Begin EXTRACTED ENTRIES

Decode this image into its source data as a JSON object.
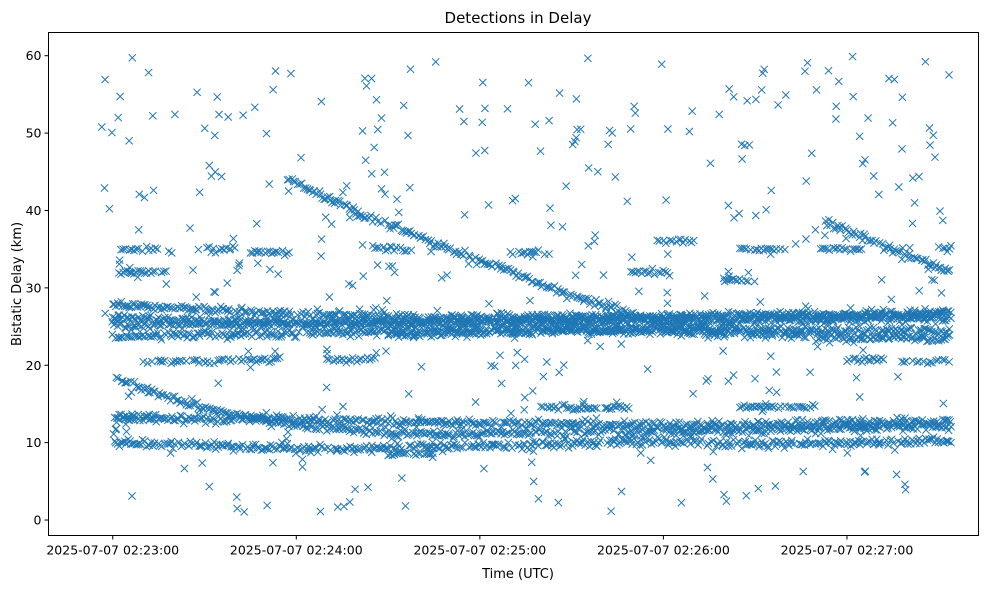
{
  "chart_data": {
    "type": "scatter",
    "title": "Detections in Delay",
    "xlabel": "Time (UTC)",
    "ylabel": "Bistatic Delay (km)",
    "marker": "x",
    "color": "#1f77b4",
    "x_unit": "seconds after 2025-07-07 02:22:00 UTC",
    "xlim": [
      39,
      343
    ],
    "ylim": [
      -2,
      63
    ],
    "x_ticks": [
      60,
      120,
      180,
      240,
      300
    ],
    "x_tick_labels": [
      "2025-07-07 02:23:00",
      "2025-07-07 02:24:00",
      "2025-07-07 02:25:00",
      "2025-07-07 02:26:00",
      "2025-07-07 02:27:00"
    ],
    "y_ticks": [
      0,
      10,
      20,
      30,
      40,
      50,
      60
    ],
    "y_tick_labels": [
      "0",
      "10",
      "20",
      "30",
      "40",
      "50",
      "60"
    ],
    "grid": false,
    "legend": "none",
    "tracks": [
      {
        "x": [
          60,
          85,
          100,
          120,
          150,
          180,
          210,
          240,
          270,
          300,
          334
        ],
        "y": [
          18.5,
          15,
          13.5,
          12.2,
          11.3,
          11.1,
          11.4,
          11.5,
          11.7,
          12,
          12
        ]
      },
      {
        "x": [
          60,
          120,
          180,
          240,
          300,
          334
        ],
        "y": [
          27.8,
          26.6,
          26.2,
          26.3,
          26.6,
          26.7
        ]
      },
      {
        "x": [
          60,
          120,
          180,
          240,
          300,
          334
        ],
        "y": [
          26.2,
          25.5,
          25.8,
          26.1,
          26.4,
          26.6
        ]
      },
      {
        "x": [
          60,
          120,
          180,
          240,
          300,
          334
        ],
        "y": [
          25.2,
          25.3,
          25.5,
          25.6,
          25.9,
          26
        ]
      },
      {
        "x": [
          60,
          120,
          180,
          240,
          300,
          334
        ],
        "y": [
          23.7,
          24.1,
          24.6,
          24.7,
          24.5,
          24.5
        ]
      },
      {
        "x": [
          150,
          180,
          210,
          240,
          270,
          300,
          334
        ],
        "y": [
          24,
          24.3,
          24.5,
          24.3,
          24,
          23.6,
          23.5
        ]
      },
      {
        "x": [
          60,
          120,
          180,
          210,
          240,
          270,
          300,
          334
        ],
        "y": [
          10,
          9.2,
          9.5,
          10,
          10.2,
          9.8,
          10,
          10.2
        ]
      },
      {
        "x": [
          117,
          140,
          160,
          180,
          200,
          240,
          260
        ],
        "y": [
          44.2,
          39.8,
          36.5,
          33.5,
          30.5,
          25.2,
          24.5
        ]
      },
      {
        "x": [
          293,
          334
        ],
        "y": [
          38.5,
          32
        ]
      },
      {
        "x": [
          60,
          120,
          150,
          180,
          210,
          240,
          270,
          300,
          334
        ],
        "y": [
          13,
          13,
          12.8,
          12.5,
          12.4,
          12.2,
          12.3,
          12.6,
          12.8
        ]
      }
    ],
    "clusters": [
      {
        "x": [
          62,
          75
        ],
        "y": 35
      },
      {
        "x": [
          88,
          100
        ],
        "y": 35
      },
      {
        "x": [
          105,
          118
        ],
        "y": 34.6
      },
      {
        "x": [
          62,
          78
        ],
        "y": 32
      },
      {
        "x": [
          95,
          115
        ],
        "y": 20.7
      },
      {
        "x": [
          70,
          95
        ],
        "y": 20.5
      },
      {
        "x": [
          130,
          145
        ],
        "y": 20.7
      },
      {
        "x": [
          145,
          158
        ],
        "y": 35
      },
      {
        "x": [
          190,
          203
        ],
        "y": 34.6
      },
      {
        "x": [
          228,
          242
        ],
        "y": 32
      },
      {
        "x": [
          290,
          305
        ],
        "y": 35
      },
      {
        "x": [
          300,
          312
        ],
        "y": 20.7
      },
      {
        "x": [
          318,
          334
        ],
        "y": 20.5
      },
      {
        "x": [
          260,
          270
        ],
        "y": 31
      },
      {
        "x": [
          265,
          280
        ],
        "y": 35
      },
      {
        "x": [
          238,
          250
        ],
        "y": 36
      },
      {
        "x": [
          330,
          334
        ],
        "y": 35
      },
      {
        "x": [
          60,
          75
        ],
        "y": 13.5
      },
      {
        "x": [
          300,
          310
        ],
        "y": 12
      },
      {
        "x": [
          265,
          290
        ],
        "y": 14.6
      },
      {
        "x": [
          150,
          165
        ],
        "y": 8.5
      },
      {
        "x": [
          200,
          230
        ],
        "y": 14.5
      }
    ],
    "noise_count": 420,
    "noise_ylim": [
      1,
      60
    ]
  }
}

End EXTRACTED ENTRIES

Pictures in the records should not appear in your copy, but everything else must be transcribed exactly.

Decode this image into its source data as a JSON object.
{
  "chart_data": {
    "type": "scatter",
    "title": "Detections in Delay",
    "xlabel": "Time (UTC)",
    "ylabel": "Bistatic Delay (km)",
    "marker": "x",
    "color": "#1f77b4",
    "x_unit": "seconds after 2025-07-07 02:22:00 UTC",
    "xlim": [
      39,
      343
    ],
    "ylim": [
      -2,
      63
    ],
    "x_ticks": [
      60,
      120,
      180,
      240,
      300
    ],
    "x_tick_labels": [
      "2025-07-07 02:23:00",
      "2025-07-07 02:24:00",
      "2025-07-07 02:25:00",
      "2025-07-07 02:26:00",
      "2025-07-07 02:27:00"
    ],
    "y_ticks": [
      0,
      10,
      20,
      30,
      40,
      50,
      60
    ],
    "y_tick_labels": [
      "0",
      "10",
      "20",
      "30",
      "40",
      "50",
      "60"
    ],
    "grid": false,
    "legend": "none",
    "tracks": [
      {
        "x": [
          60,
          85,
          100,
          120,
          150,
          180,
          210,
          240,
          270,
          300,
          334
        ],
        "y": [
          18.5,
          15,
          13.5,
          12.2,
          11.3,
          11.1,
          11.4,
          11.5,
          11.7,
          12,
          12
        ]
      },
      {
        "x": [
          60,
          120,
          180,
          240,
          300,
          334
        ],
        "y": [
          27.8,
          26.6,
          26.2,
          26.3,
          26.6,
          26.7
        ]
      },
      {
        "x": [
          60,
          120,
          180,
          240,
          300,
          334
        ],
        "y": [
          26.2,
          25.5,
          25.8,
          26.1,
          26.4,
          26.6
        ]
      },
      {
        "x": [
          60,
          120,
          180,
          240,
          300,
          334
        ],
        "y": [
          25.2,
          25.3,
          25.5,
          25.6,
          25.9,
          26
        ]
      },
      {
        "x": [
          60,
          120,
          180,
          240,
          300,
          334
        ],
        "y": [
          23.7,
          24.1,
          24.6,
          24.7,
          24.5,
          24.5
        ]
      },
      {
        "x": [
          150,
          180,
          210,
          240,
          270,
          300,
          334
        ],
        "y": [
          24,
          24.3,
          24.5,
          24.3,
          24,
          23.6,
          23.5
        ]
      },
      {
        "x": [
          60,
          120,
          180,
          210,
          240,
          270,
          300,
          334
        ],
        "y": [
          10,
          9.2,
          9.5,
          10,
          10.2,
          9.8,
          10,
          10.2
        ]
      },
      {
        "x": [
          117,
          140,
          160,
          180,
          200,
          240,
          260
        ],
        "y": [
          44.2,
          39.8,
          36.5,
          33.5,
          30.5,
          25.2,
          24.5
        ]
      },
      {
        "x": [
          293,
          334
        ],
        "y": [
          38.5,
          32
        ]
      },
      {
        "x": [
          60,
          120,
          150,
          180,
          210,
          240,
          270,
          300,
          334
        ],
        "y": [
          13,
          13,
          12.8,
          12.5,
          12.4,
          12.2,
          12.3,
          12.6,
          12.8
        ]
      }
    ],
    "clusters": [
      {
        "x": [
          62,
          75
        ],
        "y": 35
      },
      {
        "x": [
          88,
          100
        ],
        "y": 35
      },
      {
        "x": [
          105,
          118
        ],
        "y": 34.6
      },
      {
        "x": [
          62,
          78
        ],
        "y": 32
      },
      {
        "x": [
          95,
          115
        ],
        "y": 20.7
      },
      {
        "x": [
          70,
          95
        ],
        "y": 20.5
      },
      {
        "x": [
          130,
          145
        ],
        "y": 20.7
      },
      {
        "x": [
          145,
          158
        ],
        "y": 35
      },
      {
        "x": [
          190,
          203
        ],
        "y": 34.6
      },
      {
        "x": [
          228,
          242
        ],
        "y": 32
      },
      {
        "x": [
          290,
          305
        ],
        "y": 35
      },
      {
        "x": [
          300,
          312
        ],
        "y": 20.7
      },
      {
        "x": [
          318,
          334
        ],
        "y": 20.5
      },
      {
        "x": [
          260,
          270
        ],
        "y": 31
      },
      {
        "x": [
          265,
          280
        ],
        "y": 35
      },
      {
        "x": [
          238,
          250
        ],
        "y": 36
      },
      {
        "x": [
          330,
          334
        ],
        "y": 35
      },
      {
        "x": [
          60,
          75
        ],
        "y": 13.5
      },
      {
        "x": [
          300,
          310
        ],
        "y": 12
      },
      {
        "x": [
          265,
          290
        ],
        "y": 14.6
      },
      {
        "x": [
          150,
          165
        ],
        "y": 8.5
      },
      {
        "x": [
          200,
          230
        ],
        "y": 14.5
      }
    ],
    "noise_count": 420,
    "noise_ylim": [
      1,
      60
    ]
  }
}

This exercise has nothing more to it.